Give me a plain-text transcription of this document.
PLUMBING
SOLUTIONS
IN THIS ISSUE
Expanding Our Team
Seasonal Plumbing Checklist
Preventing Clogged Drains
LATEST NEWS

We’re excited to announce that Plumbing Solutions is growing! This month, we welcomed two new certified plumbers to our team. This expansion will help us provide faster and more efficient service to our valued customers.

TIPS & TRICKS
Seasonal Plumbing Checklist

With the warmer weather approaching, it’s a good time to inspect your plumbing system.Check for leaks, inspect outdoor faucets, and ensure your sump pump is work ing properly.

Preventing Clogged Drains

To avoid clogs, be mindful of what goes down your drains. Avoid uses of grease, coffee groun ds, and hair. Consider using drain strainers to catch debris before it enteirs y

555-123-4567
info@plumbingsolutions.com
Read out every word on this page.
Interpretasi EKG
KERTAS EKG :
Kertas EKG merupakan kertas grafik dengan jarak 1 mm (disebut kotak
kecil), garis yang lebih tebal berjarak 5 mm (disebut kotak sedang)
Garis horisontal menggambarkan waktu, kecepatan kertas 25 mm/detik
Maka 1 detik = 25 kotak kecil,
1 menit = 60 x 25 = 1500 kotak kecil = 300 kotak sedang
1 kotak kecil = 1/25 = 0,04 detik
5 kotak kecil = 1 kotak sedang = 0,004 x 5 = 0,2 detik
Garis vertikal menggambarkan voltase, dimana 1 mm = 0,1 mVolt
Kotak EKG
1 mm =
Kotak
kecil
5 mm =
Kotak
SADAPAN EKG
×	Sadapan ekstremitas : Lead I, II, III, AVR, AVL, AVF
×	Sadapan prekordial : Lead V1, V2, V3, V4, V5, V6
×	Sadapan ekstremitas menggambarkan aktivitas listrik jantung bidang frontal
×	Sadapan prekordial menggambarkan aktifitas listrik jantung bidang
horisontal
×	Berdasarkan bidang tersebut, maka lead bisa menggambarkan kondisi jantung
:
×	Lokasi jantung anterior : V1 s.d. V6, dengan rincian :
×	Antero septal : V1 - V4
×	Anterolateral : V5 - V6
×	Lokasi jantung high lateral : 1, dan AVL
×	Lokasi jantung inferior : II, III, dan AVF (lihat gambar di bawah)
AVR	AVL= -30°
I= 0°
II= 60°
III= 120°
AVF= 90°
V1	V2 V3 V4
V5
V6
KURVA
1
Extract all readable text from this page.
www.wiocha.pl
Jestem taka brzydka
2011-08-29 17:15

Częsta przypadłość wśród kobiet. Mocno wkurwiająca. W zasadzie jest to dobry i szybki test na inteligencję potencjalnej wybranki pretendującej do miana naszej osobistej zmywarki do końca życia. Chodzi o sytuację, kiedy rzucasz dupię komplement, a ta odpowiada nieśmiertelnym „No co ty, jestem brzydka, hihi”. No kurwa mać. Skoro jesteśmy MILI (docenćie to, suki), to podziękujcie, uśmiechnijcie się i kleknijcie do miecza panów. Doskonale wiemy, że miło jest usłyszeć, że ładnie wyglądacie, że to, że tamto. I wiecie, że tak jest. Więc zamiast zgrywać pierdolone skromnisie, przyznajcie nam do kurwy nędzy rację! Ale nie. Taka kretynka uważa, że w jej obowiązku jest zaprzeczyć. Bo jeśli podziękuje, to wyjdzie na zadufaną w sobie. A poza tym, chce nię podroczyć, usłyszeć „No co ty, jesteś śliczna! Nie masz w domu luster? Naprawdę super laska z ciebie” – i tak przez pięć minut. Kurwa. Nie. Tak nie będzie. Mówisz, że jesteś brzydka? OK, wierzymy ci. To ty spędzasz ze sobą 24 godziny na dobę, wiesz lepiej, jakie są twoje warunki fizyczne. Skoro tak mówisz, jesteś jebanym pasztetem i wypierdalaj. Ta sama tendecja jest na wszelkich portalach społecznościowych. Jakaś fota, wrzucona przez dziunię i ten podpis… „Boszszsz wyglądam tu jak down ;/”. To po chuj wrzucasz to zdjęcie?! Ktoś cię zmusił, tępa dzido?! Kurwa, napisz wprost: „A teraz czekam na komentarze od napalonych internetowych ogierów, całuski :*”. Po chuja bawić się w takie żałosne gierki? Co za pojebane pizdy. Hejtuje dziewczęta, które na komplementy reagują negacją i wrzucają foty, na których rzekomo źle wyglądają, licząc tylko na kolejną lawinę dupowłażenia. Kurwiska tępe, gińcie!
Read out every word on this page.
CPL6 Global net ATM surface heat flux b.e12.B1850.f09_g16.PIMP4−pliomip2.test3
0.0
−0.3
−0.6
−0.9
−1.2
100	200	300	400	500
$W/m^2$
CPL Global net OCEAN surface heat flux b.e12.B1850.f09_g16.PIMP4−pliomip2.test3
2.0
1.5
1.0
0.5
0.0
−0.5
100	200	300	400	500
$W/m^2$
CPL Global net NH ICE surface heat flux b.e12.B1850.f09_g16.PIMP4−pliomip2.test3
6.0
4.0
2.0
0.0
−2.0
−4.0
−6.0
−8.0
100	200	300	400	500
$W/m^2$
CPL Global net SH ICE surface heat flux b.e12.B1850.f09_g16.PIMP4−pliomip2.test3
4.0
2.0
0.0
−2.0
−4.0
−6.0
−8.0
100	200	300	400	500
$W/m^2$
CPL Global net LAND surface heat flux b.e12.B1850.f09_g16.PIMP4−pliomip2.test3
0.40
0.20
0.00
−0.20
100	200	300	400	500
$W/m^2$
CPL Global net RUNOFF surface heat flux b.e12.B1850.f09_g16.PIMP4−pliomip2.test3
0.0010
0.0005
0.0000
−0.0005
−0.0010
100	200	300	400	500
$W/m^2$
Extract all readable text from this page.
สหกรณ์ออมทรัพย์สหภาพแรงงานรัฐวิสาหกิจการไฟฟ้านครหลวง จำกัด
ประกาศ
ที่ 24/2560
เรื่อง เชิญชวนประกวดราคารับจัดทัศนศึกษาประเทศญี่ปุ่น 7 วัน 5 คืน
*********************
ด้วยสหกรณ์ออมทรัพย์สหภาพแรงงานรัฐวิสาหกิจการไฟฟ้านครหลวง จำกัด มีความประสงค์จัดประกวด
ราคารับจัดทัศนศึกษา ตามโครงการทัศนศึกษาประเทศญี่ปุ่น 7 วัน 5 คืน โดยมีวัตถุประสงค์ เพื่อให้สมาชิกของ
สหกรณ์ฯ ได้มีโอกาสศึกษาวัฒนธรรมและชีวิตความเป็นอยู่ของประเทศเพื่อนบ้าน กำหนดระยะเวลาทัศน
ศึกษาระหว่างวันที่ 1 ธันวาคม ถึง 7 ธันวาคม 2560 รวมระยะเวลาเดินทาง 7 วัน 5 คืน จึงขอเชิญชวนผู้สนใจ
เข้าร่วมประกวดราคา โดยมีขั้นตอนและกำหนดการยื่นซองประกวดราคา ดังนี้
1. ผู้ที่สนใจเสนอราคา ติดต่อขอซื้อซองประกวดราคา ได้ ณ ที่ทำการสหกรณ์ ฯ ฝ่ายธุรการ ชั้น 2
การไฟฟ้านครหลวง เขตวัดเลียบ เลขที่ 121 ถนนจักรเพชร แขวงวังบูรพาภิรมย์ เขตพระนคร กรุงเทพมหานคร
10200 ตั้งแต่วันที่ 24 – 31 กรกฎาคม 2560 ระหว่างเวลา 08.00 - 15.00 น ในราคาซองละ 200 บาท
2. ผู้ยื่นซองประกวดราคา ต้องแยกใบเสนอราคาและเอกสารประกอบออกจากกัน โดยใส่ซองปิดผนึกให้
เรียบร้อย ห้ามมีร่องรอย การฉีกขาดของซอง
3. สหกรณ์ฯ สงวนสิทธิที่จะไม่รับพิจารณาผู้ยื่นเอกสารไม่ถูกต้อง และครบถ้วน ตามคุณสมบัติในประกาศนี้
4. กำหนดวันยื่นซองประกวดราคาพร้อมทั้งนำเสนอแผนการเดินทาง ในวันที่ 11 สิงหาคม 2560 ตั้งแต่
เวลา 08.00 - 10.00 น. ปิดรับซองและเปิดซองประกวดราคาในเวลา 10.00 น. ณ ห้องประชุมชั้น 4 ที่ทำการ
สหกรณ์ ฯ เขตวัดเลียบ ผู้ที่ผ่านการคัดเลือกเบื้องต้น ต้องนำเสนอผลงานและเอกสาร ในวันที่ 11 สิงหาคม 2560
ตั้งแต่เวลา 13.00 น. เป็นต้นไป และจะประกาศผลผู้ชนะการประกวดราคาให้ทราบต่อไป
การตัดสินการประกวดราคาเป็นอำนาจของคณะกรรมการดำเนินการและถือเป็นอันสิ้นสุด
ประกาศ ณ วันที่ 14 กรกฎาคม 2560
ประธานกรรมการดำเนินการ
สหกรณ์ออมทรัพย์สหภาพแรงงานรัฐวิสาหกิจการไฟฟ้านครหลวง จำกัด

#### [GIVEN PROBLEM]
List each line of the entries that holds the string "detik".

#### [SOLUTION FOR THIS PROBLEM]
Garis horisontal menggambarkan waktu, kecepatan kertas 25 mm/detik
Maka 1 detik = 25 kotak kecil,
1 kotak kecil = 1/25 = 0,04 detik
5 kotak kecil = 1 kotak sedang = 0,004 x 5 = 0,2 detik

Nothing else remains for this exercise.